### GIVEN TASK
Work out the number of lines in the listing that include the string "content". Reply with that number alone.

[BEGIN THE DATA]

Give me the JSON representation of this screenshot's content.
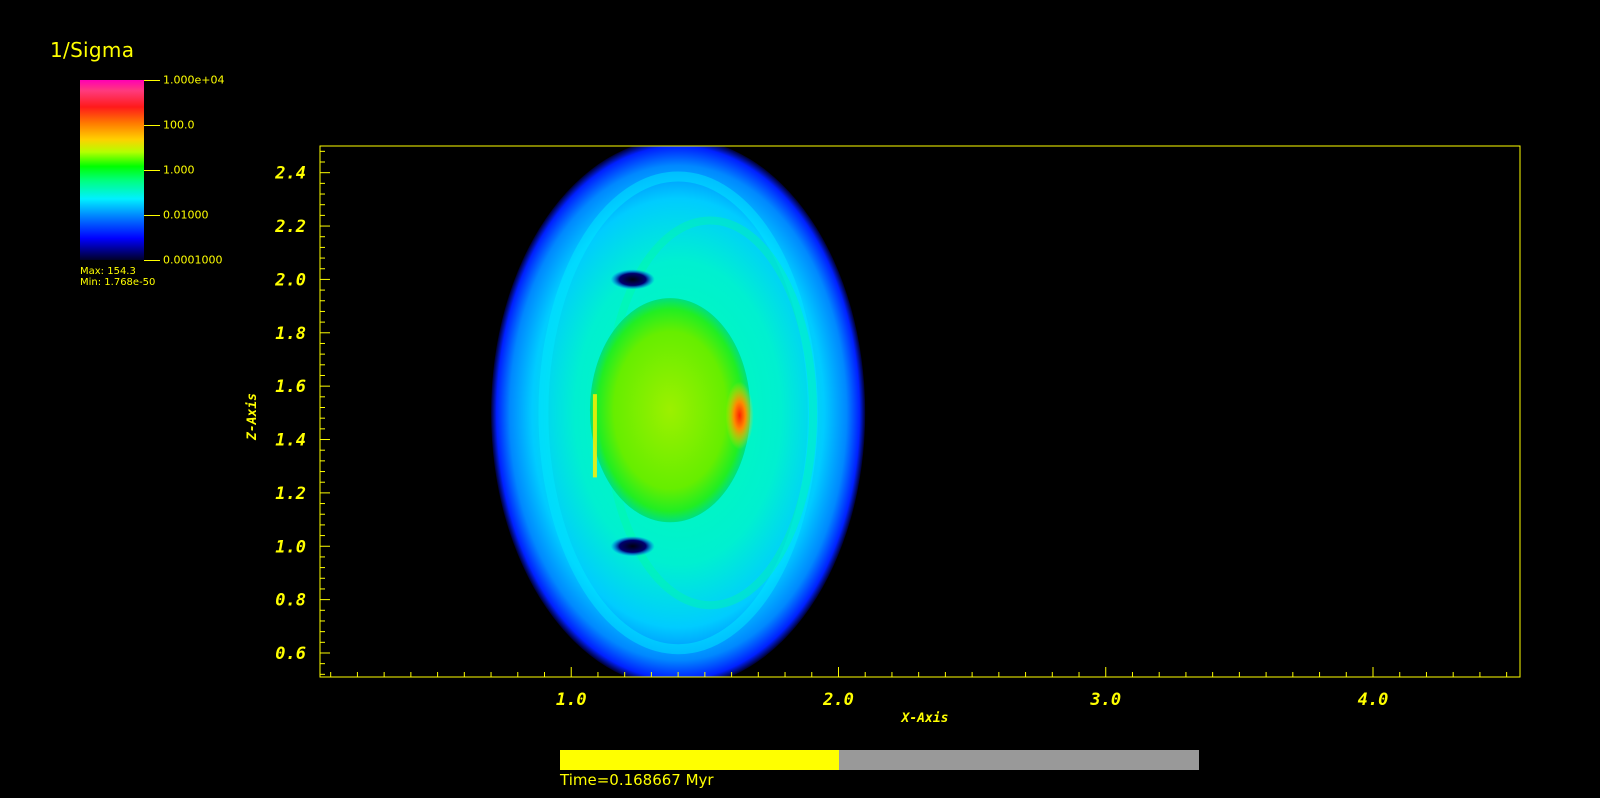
{
  "legend": {
    "title": "1/Sigma",
    "ticks": [
      "1.000e+04",
      "100.0",
      "1.000",
      "0.01000",
      "0.0001000"
    ],
    "max_label": "Max:  154.3",
    "min_label": "Min:  1.768e-50"
  },
  "time": {
    "label": "Time=0.168667 Myr",
    "progress": 0.437
  },
  "colors": {
    "background": "#000000",
    "axis": "#ffff00",
    "time_track": "#999999",
    "time_fill": "#ffff00"
  },
  "chart_data": {
    "type": "heatmap",
    "field": "1/Sigma",
    "scale": "log",
    "color_range": [
      0.0001,
      10000
    ],
    "xlabel": "X-Axis",
    "ylabel": "Z-Axis",
    "xlim": [
      0.06,
      4.55
    ],
    "ylim": [
      0.51,
      2.5
    ],
    "x_ticks": [
      1.0,
      2.0,
      3.0,
      4.0
    ],
    "x_tick_labels": [
      "1.0",
      "2.0",
      "3.0",
      "4.0"
    ],
    "y_ticks": [
      0.6,
      0.8,
      1.0,
      1.2,
      1.4,
      1.6,
      1.8,
      2.0,
      2.2,
      2.4
    ],
    "y_tick_labels": [
      "0.6",
      "0.8",
      "1.0",
      "1.2",
      "1.4",
      "1.6",
      "1.8",
      "2.0",
      "2.2",
      "2.4"
    ],
    "x_minor_step": 0.1,
    "y_minor_step": 0.04,
    "features": [
      {
        "kind": "outer_shell",
        "cx": 1.4,
        "cz": 1.5,
        "rx": 0.7,
        "rz": 1.03,
        "value": 0.01
      },
      {
        "kind": "inner_core",
        "cx": 1.37,
        "cz": 1.51,
        "rx": 0.3,
        "rz": 0.42,
        "value": 1.0
      },
      {
        "kind": "hotspot",
        "x": 1.63,
        "z": 1.49,
        "value": 100.0
      },
      {
        "kind": "dark_knot",
        "x": 1.23,
        "z": 2.0,
        "value": 0.001
      },
      {
        "kind": "dark_knot",
        "x": 1.23,
        "z": 1.0,
        "value": 0.001
      }
    ]
  }
}
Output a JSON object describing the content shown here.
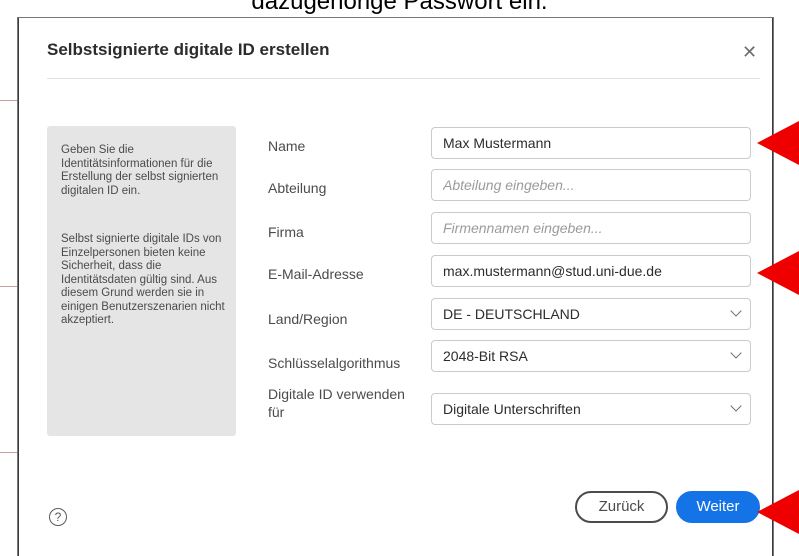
{
  "caption": "dazugehörige Passwort ein.",
  "dialog": {
    "title": "Selbstsignierte digitale ID erstellen",
    "close_icon": "close-icon"
  },
  "info": {
    "paragraph1": "Geben Sie die Identitätsinformationen für die Erstellung der selbst signierten digitalen ID ein.",
    "paragraph2": "Selbst signierte digitale IDs von Einzelpersonen bieten keine Sicherheit, dass die Identitätsdaten gültig sind. Aus diesem Grund werden sie in einigen Benutzerszenarien nicht akzeptiert."
  },
  "form": {
    "name": {
      "label": "Name",
      "value": "Max Mustermann"
    },
    "department": {
      "label": "Abteilung",
      "value": "",
      "placeholder": "Abteilung eingeben..."
    },
    "company": {
      "label": "Firma",
      "value": "",
      "placeholder": "Firmennamen eingeben..."
    },
    "email": {
      "label": "E-Mail-Adresse",
      "value": "max.mustermann@stud.uni-due.de"
    },
    "country": {
      "label": "Land/Region",
      "value": "DE - DEUTSCHLAND"
    },
    "key_algorithm": {
      "label": "Schlüsselalgorithmus",
      "value": "2048-Bit RSA"
    },
    "usage": {
      "label_line1": "Digitale ID verwenden",
      "label_line2": "für",
      "value": "Digitale Unterschriften"
    }
  },
  "footer": {
    "help_glyph": "?",
    "back_label": "Zurück",
    "next_label": "Weiter"
  },
  "colors": {
    "accent": "#1473e6",
    "annotation_arrow": "#ee0000",
    "info_panel": "#e5e5e5"
  }
}
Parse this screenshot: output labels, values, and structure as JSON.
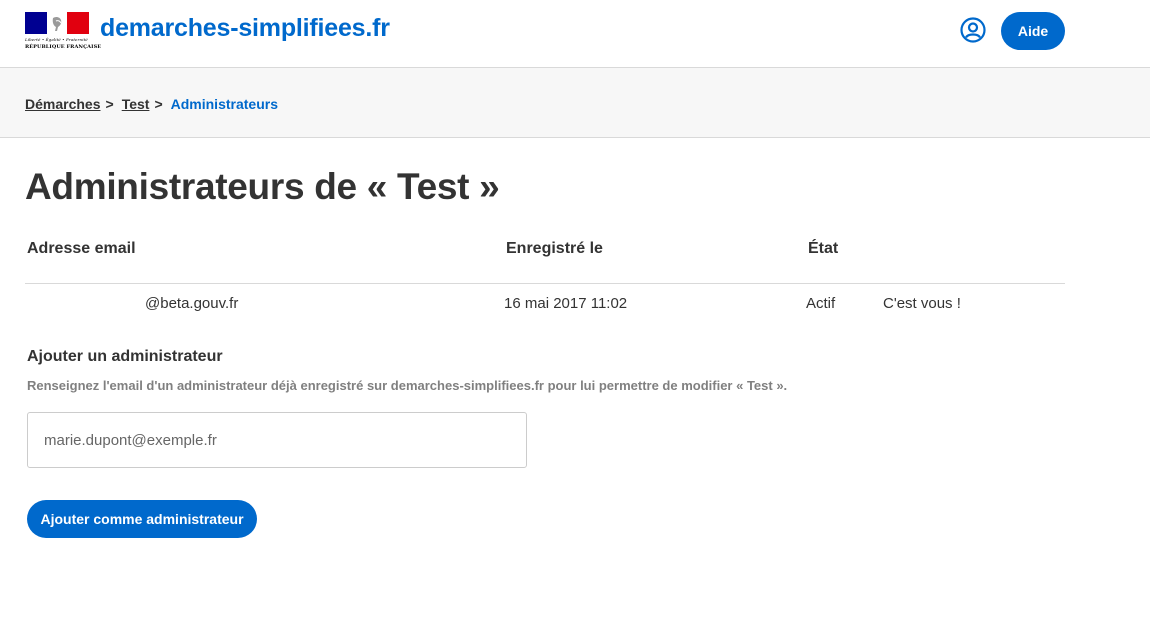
{
  "header": {
    "logo": {
      "motto": "Liberté • Égalité • Fraternité",
      "republique": "RÉPUBLIQUE FRANÇAISE"
    },
    "site_title": "demarches-simplifiees.fr",
    "user_icon": "user-circle-icon",
    "help_label": "Aide"
  },
  "breadcrumb": {
    "items": [
      "Démarches",
      "Test"
    ],
    "separator": ">",
    "current": "Administrateurs"
  },
  "page": {
    "title": "Administrateurs de « Test »"
  },
  "table": {
    "headers": [
      "Adresse email",
      "Enregistré le",
      "État"
    ],
    "rows": [
      {
        "email": "@beta.gouv.fr",
        "date": "16 mai 2017 11:02",
        "state": "Actif",
        "note": "C'est vous !"
      }
    ]
  },
  "add_admin": {
    "title": "Ajouter un administrateur",
    "help": "Renseignez l'email d'un administrateur déjà enregistré sur demarches-simplifiees.fr pour lui permettre de modifier « Test ».",
    "input_placeholder": "marie.dupont@exemple.fr",
    "input_value": "",
    "submit_label": "Ajouter comme administrateur"
  },
  "colors": {
    "brand_blue": "#0069cc",
    "text": "#333333",
    "muted": "#808080",
    "flag_blue": "#000091",
    "flag_red": "#e1000f"
  }
}
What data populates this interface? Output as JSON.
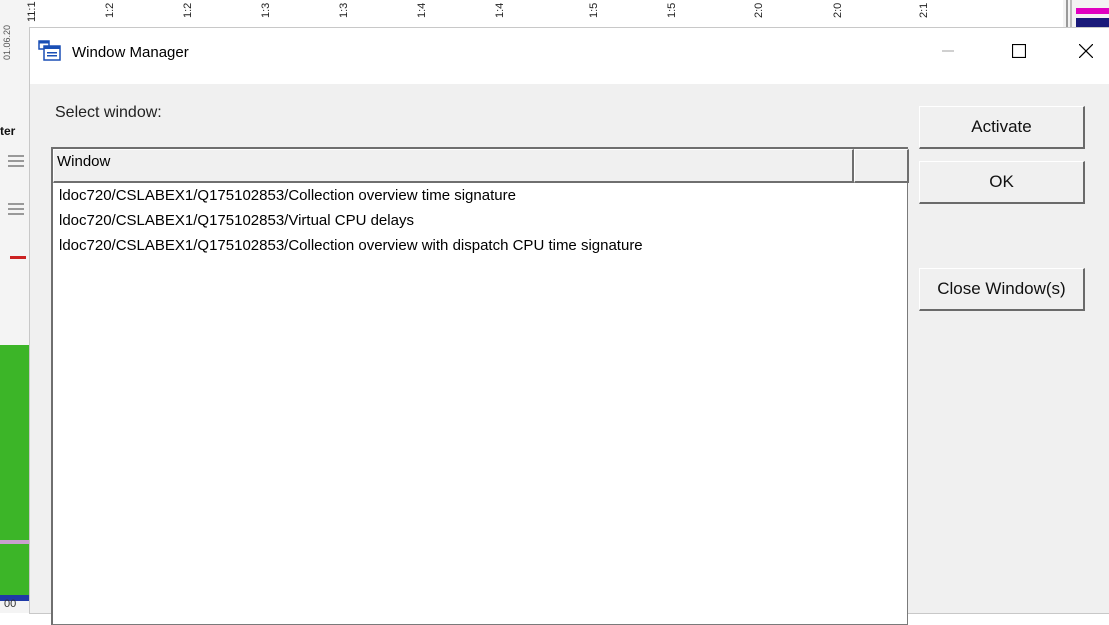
{
  "background": {
    "top_ticks": [
      "11:1",
      "1:2",
      "1:2",
      "1:3",
      "1:3",
      "1:4",
      "1:4",
      "1:5",
      "1:5",
      "2:0",
      "2:0",
      "2:1"
    ],
    "date_label": "01.06.20",
    "side_label": "ter",
    "bottom_left_label": "00"
  },
  "dialog": {
    "title": "Window Manager",
    "select_label": "Select window:",
    "list": {
      "column_header": "Window",
      "rows": [
        "ldoc720/CSLABEX1/Q175102853/Collection overview time signature",
        "ldoc720/CSLABEX1/Q175102853/Virtual CPU delays",
        "ldoc720/CSLABEX1/Q175102853/Collection overview with dispatch CPU time signature"
      ]
    },
    "buttons": {
      "activate": "Activate",
      "ok": "OK",
      "close_windows": "Close Window(s)"
    }
  },
  "icons": {
    "app": "window-manager-icon",
    "minimize": "minimize-icon",
    "maximize": "maximize-icon",
    "close": "close-icon"
  }
}
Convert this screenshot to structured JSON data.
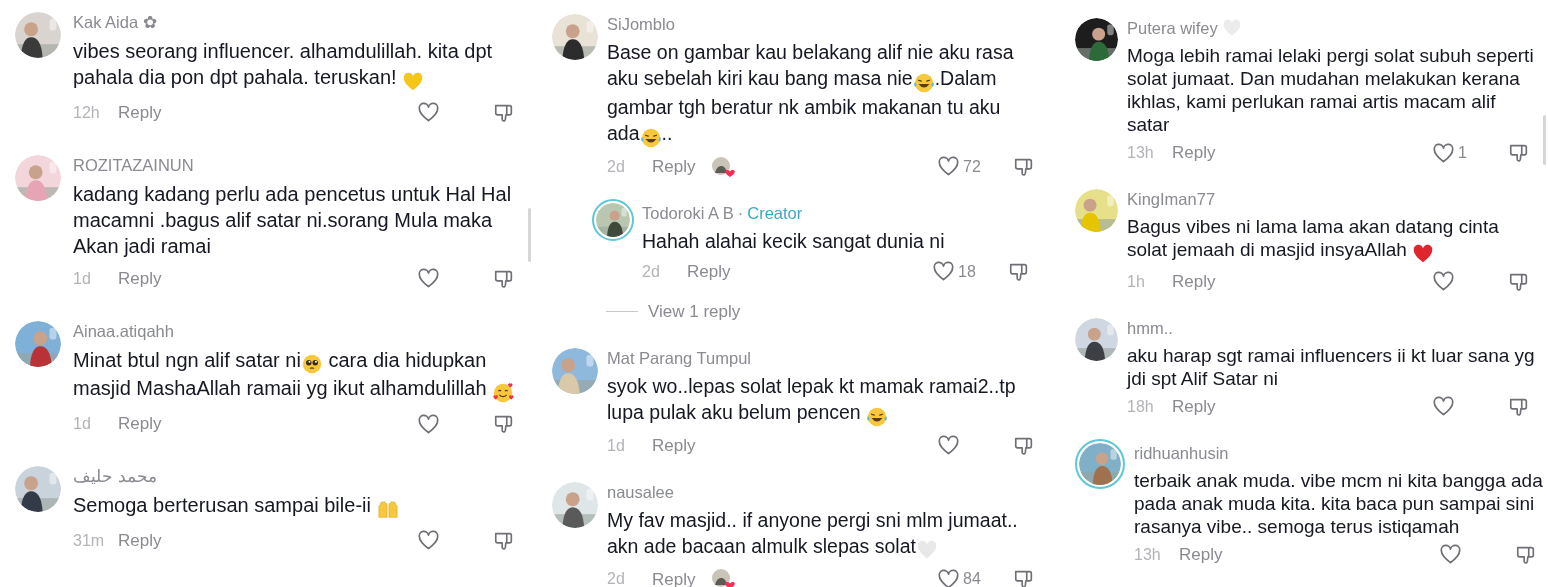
{
  "panels": [
    {
      "comments": [
        {
          "author": "Kak Aida ✿",
          "ring": false,
          "segments": [
            {
              "kind": "text",
              "text": "vibes seorang influencer. alhamdulillah. kita dpt pahala dia pon dpt pahala. teruskan! "
            },
            {
              "kind": "heart_emoji",
              "color": "#f5c518"
            }
          ],
          "time": "12h",
          "reply_label": "Reply",
          "creator_liked": false
        },
        {
          "author": "ROZITAZAINUN",
          "ring": false,
          "segments": [
            {
              "kind": "text",
              "text": "kadang kadang perlu ada pencetus untuk Hal Hal macamni .bagus alif satar ni.sorang Mula maka Akan jadi ramai"
            }
          ],
          "time": "1d",
          "reply_label": "Reply",
          "creator_liked": false
        },
        {
          "author": "Ainaa.atiqahh",
          "ring": false,
          "segments": [
            {
              "kind": "text",
              "text": "Minat btul ngn alif satar ni"
            },
            {
              "kind": "pleading_emoji"
            },
            {
              "kind": "text",
              "text": " cara dia hidupkan masjid MashaAllah ramaii yg ikut alhamdulillah "
            },
            {
              "kind": "hearts_emoji"
            }
          ],
          "time": "1d",
          "reply_label": "Reply",
          "creator_liked": false
        },
        {
          "author": "محمد حليف",
          "ring": false,
          "segments": [
            {
              "kind": "text",
              "text": "Semoga berterusan sampai bile-ii "
            },
            {
              "kind": "hands_emoji"
            }
          ],
          "time": "31m",
          "reply_label": "Reply",
          "creator_liked": false
        }
      ]
    },
    {
      "comments": [
        {
          "author": "SiJomblo",
          "ring": false,
          "segments": [
            {
              "kind": "text",
              "text": "Base on gambar kau belakang alif nie aku rasa aku sebelah kiri kau bang masa nie"
            },
            {
              "kind": "laugh_emoji"
            },
            {
              "kind": "text",
              "text": ".Dalam gambar tgh beratur nk ambik makanan tu aku ada"
            },
            {
              "kind": "laugh_emoji"
            },
            {
              "kind": "text",
              "text": ".."
            }
          ],
          "time": "2d",
          "reply_label": "Reply",
          "creator_liked": true,
          "likes": "72",
          "replies": [
            {
              "author": "Todoroki A B",
              "separator": "·",
              "badge": "Creator",
              "ring": true,
              "segments": [
                {
                  "kind": "text",
                  "text": "Hahah alahai kecik sangat dunia ni"
                }
              ],
              "time": "2d",
              "reply_label": "Reply",
              "creator_liked": false,
              "likes": "18"
            }
          ],
          "view_replies": "View 1 reply"
        },
        {
          "author": "Mat Parang Tumpul",
          "ring": false,
          "segments": [
            {
              "kind": "text",
              "text": "syok wo..lepas solat lepak kt mamak ramai2..tp lupa pulak aku belum pencen "
            },
            {
              "kind": "laugh_emoji"
            }
          ],
          "time": "1d",
          "reply_label": "Reply",
          "creator_liked": false
        },
        {
          "author": "nausalee",
          "ring": false,
          "segments": [
            {
              "kind": "text",
              "text": "My fav masjid.. if anyone pergi sni mlm jumaat.. akn ade bacaan almulk slepas solat"
            },
            {
              "kind": "heart_emoji",
              "color": "#e8e8e8"
            }
          ],
          "time": "2d",
          "reply_label": "Reply",
          "creator_liked": true,
          "likes": "84"
        }
      ]
    },
    {
      "comments": [
        {
          "author": "Putera wifey",
          "name_emoji": {
            "kind": "heart_emoji",
            "color": "#ececec"
          },
          "ring": false,
          "segments": [
            {
              "kind": "text",
              "text": "Moga lebih ramai lelaki pergi solat subuh seperti solat jumaat. Dan mudahan melakukan kerana ikhlas, kami perlukan ramai artis macam alif satar"
            }
          ],
          "time": "13h",
          "reply_label": "Reply",
          "creator_liked": false,
          "likes": "1"
        },
        {
          "author": "KingIman77",
          "ring": false,
          "segments": [
            {
              "kind": "text",
              "text": "Bagus vibes ni lama lama akan datang cinta solat jemaah di masjid insyaAllah "
            },
            {
              "kind": "heart_emoji",
              "color": "#e0252f"
            }
          ],
          "time": "1h",
          "reply_label": "Reply",
          "creator_liked": false
        },
        {
          "author": "hmm..",
          "ring": false,
          "segments": [
            {
              "kind": "text",
              "text": "aku harap sgt ramai influencers ii kt luar sana yg jdi spt Alif Satar ni"
            }
          ],
          "time": "18h",
          "reply_label": "Reply",
          "creator_liked": false
        },
        {
          "author": "ridhuanhusin",
          "ring": true,
          "segments": [
            {
              "kind": "text",
              "text": "terbaik anak muda. vibe mcm ni kita bangga ada pada anak muda kita. kita baca pun sampai sini rasanya vibe.. semoga terus istiqamah"
            }
          ],
          "time": "13h",
          "reply_label": "Reply",
          "creator_liked": false
        }
      ]
    }
  ]
}
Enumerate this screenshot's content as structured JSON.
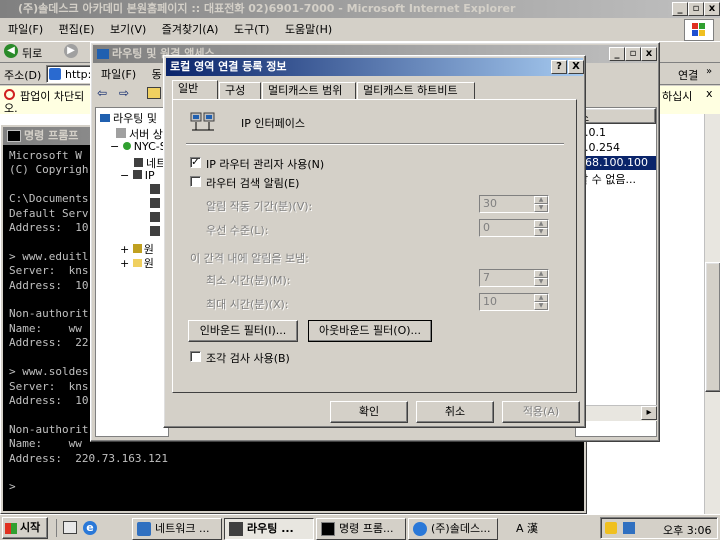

[END THE DATA]

### IN RESPONSE
3